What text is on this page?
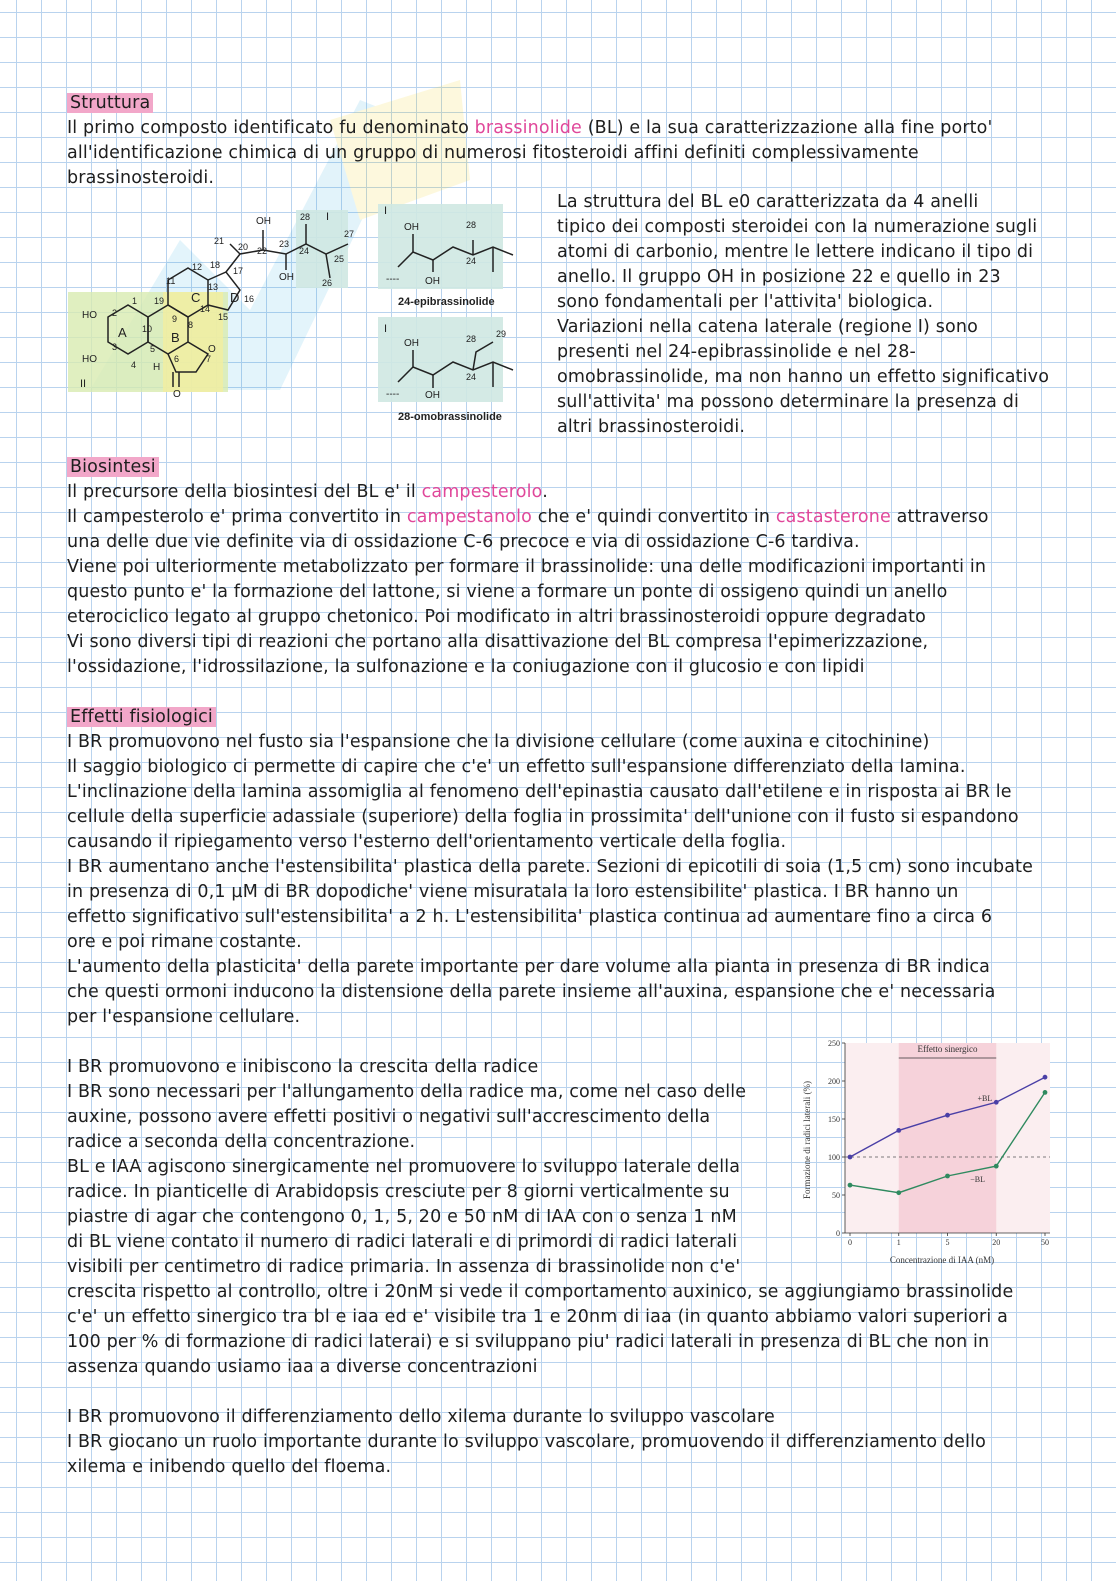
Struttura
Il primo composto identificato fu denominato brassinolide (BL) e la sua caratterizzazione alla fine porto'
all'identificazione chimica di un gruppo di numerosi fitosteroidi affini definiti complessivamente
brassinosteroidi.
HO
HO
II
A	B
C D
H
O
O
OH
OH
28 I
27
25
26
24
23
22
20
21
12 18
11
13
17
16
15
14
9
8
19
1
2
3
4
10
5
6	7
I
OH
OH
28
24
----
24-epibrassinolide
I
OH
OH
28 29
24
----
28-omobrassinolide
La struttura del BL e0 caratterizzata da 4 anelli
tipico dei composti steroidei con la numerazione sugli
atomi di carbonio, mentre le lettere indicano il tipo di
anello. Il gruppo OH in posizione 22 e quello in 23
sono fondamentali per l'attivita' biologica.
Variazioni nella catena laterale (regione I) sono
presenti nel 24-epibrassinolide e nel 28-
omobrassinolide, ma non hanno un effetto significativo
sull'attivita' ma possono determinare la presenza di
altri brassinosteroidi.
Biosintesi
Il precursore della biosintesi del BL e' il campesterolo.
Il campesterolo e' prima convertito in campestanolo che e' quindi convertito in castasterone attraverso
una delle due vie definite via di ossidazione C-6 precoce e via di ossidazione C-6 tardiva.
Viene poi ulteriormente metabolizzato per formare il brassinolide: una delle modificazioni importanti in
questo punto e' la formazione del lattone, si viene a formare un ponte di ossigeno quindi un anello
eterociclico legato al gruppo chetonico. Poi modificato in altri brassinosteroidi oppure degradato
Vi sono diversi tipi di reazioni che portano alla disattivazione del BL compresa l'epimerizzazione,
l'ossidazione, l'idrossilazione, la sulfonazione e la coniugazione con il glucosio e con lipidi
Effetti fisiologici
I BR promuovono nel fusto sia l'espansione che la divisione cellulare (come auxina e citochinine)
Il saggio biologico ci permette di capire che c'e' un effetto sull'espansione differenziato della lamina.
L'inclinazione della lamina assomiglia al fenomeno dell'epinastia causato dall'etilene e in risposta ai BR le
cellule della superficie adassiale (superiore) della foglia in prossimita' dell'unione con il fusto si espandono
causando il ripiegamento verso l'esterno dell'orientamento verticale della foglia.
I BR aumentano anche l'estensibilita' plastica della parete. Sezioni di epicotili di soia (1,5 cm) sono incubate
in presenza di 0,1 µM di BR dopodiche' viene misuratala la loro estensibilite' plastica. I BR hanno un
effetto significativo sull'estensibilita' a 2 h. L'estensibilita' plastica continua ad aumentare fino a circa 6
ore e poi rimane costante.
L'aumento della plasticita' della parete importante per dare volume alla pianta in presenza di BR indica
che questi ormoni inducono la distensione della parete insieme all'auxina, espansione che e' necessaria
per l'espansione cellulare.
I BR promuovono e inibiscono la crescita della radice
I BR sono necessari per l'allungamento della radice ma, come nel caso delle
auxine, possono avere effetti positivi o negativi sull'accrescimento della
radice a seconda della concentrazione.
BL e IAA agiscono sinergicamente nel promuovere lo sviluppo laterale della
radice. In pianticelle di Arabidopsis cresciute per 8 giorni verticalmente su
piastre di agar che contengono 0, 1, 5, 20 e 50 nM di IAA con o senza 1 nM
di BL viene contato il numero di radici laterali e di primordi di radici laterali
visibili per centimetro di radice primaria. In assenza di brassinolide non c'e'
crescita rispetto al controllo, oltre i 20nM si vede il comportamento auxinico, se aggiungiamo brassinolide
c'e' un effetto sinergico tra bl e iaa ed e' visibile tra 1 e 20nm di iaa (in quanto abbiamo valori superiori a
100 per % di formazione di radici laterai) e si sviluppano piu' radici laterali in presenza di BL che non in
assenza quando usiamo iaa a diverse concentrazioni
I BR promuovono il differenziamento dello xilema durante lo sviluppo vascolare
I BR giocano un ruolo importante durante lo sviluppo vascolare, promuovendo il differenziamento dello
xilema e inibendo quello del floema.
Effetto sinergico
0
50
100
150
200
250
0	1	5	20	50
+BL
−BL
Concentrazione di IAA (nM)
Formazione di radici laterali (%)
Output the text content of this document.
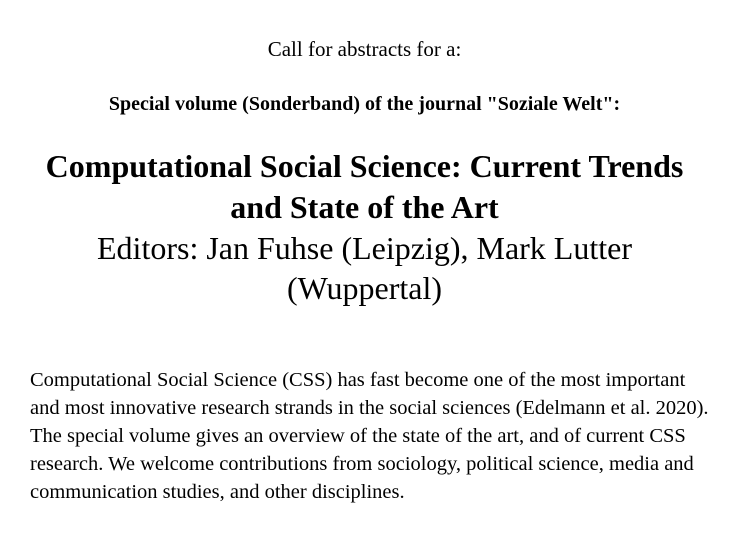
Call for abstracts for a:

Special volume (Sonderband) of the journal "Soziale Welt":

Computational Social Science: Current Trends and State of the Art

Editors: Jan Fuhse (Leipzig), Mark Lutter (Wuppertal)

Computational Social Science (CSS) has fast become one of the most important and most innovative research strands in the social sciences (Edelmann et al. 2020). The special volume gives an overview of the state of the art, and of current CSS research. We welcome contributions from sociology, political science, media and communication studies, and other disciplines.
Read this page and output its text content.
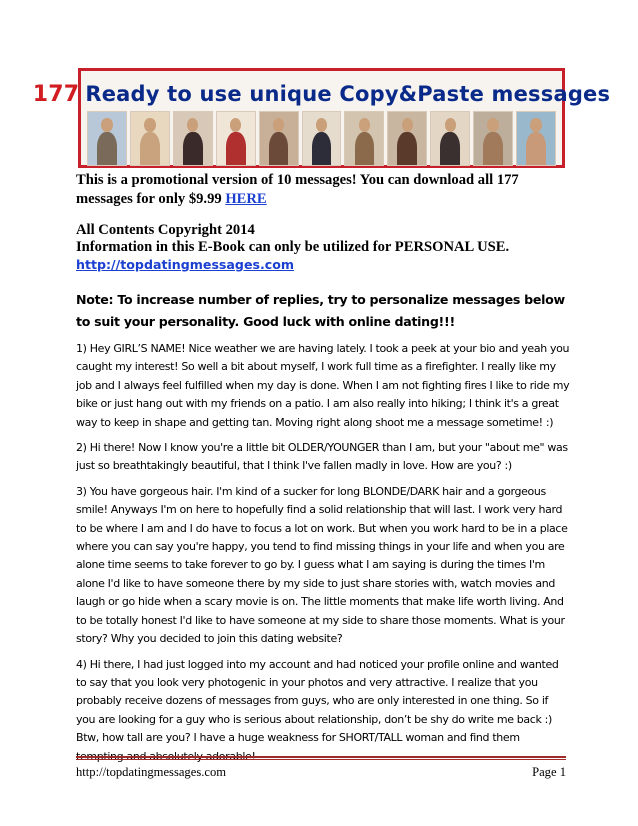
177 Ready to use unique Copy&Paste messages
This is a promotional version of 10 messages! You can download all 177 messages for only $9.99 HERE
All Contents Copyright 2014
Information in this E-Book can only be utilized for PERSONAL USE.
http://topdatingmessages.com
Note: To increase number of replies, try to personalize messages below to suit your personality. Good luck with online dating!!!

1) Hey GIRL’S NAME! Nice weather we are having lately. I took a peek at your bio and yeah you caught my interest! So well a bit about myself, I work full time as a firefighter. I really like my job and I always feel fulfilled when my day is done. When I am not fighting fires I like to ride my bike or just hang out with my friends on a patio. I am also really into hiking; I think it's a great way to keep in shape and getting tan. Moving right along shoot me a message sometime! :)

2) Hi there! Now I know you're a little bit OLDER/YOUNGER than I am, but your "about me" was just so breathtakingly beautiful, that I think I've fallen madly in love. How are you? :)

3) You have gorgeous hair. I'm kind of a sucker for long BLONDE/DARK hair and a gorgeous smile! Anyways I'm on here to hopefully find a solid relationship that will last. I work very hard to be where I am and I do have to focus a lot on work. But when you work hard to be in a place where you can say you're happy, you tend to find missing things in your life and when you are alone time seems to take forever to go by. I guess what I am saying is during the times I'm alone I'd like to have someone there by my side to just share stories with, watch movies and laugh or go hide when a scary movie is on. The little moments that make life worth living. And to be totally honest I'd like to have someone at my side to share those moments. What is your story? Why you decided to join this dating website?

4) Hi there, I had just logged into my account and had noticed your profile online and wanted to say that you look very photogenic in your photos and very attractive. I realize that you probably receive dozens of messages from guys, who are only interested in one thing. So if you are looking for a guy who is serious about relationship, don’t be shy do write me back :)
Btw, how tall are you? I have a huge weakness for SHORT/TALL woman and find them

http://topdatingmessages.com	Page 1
━━━━━━
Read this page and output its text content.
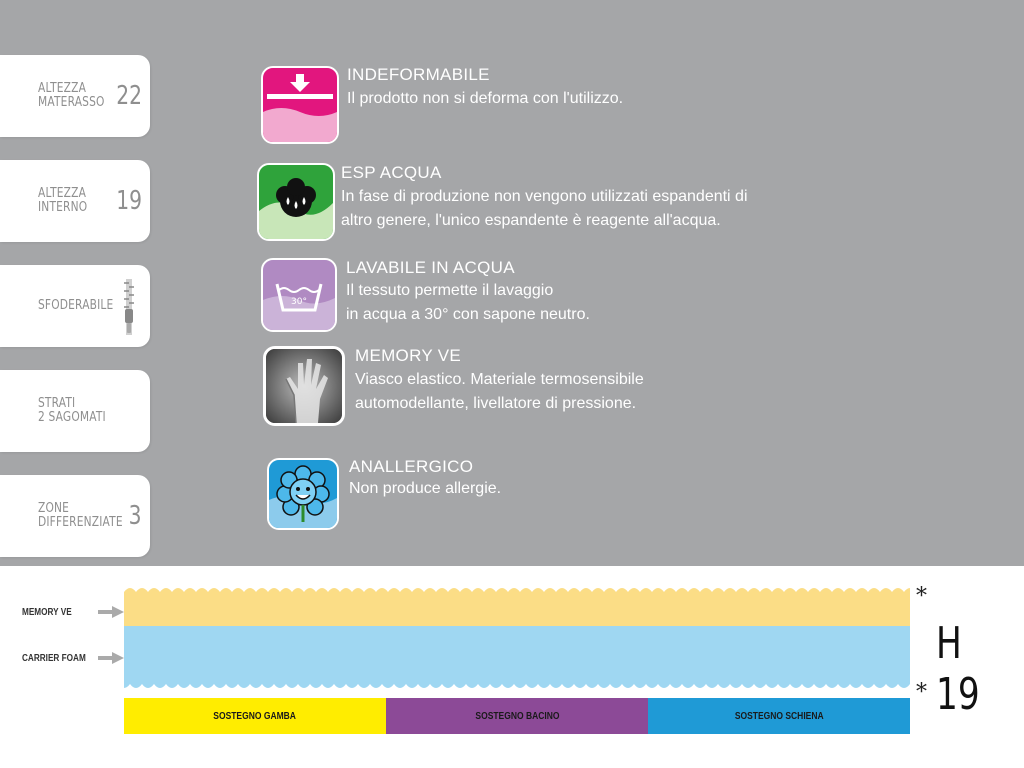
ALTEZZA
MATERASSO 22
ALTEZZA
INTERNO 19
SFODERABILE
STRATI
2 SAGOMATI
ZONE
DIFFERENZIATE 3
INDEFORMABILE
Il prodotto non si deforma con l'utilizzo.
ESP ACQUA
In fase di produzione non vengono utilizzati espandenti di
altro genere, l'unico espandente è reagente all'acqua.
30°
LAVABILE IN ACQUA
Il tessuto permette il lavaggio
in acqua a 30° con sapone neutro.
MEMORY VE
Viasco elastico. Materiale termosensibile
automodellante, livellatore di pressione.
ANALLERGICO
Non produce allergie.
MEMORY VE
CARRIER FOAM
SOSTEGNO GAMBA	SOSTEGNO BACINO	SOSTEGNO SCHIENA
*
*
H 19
━━━━━━
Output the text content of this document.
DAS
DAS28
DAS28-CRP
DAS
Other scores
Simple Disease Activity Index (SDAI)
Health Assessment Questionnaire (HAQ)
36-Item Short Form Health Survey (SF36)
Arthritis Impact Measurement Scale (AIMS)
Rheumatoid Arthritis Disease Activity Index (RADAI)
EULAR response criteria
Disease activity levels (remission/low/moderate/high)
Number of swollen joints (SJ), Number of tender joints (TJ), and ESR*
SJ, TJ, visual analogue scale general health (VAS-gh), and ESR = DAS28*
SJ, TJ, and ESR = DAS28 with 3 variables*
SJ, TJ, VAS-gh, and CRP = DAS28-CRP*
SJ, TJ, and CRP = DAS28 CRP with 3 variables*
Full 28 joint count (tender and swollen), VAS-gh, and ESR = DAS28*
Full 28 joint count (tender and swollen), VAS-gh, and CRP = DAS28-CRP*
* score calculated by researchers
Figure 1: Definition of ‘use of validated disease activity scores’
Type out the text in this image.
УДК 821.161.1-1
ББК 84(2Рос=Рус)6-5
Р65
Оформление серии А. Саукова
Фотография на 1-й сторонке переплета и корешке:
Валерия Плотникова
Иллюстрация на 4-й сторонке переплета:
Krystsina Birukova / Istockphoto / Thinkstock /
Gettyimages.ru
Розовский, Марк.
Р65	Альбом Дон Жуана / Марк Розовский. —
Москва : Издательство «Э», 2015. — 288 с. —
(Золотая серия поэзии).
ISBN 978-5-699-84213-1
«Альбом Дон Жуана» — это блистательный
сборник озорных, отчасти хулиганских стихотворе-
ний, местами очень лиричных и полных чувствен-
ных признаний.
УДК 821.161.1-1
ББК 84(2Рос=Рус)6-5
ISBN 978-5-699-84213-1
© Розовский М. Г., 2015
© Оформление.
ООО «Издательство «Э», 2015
━━━━━━
▶ Directive: Filter the records down to the lines that contain the string "auxina", and copy those lines.

▶ The response:
I BR promuovono nel fusto sia l'espansione che la divisione cellulare (come auxina e citochinine)
che questi ormoni inducono la distensione della parete insieme all'auxina, espansione che e' necessaria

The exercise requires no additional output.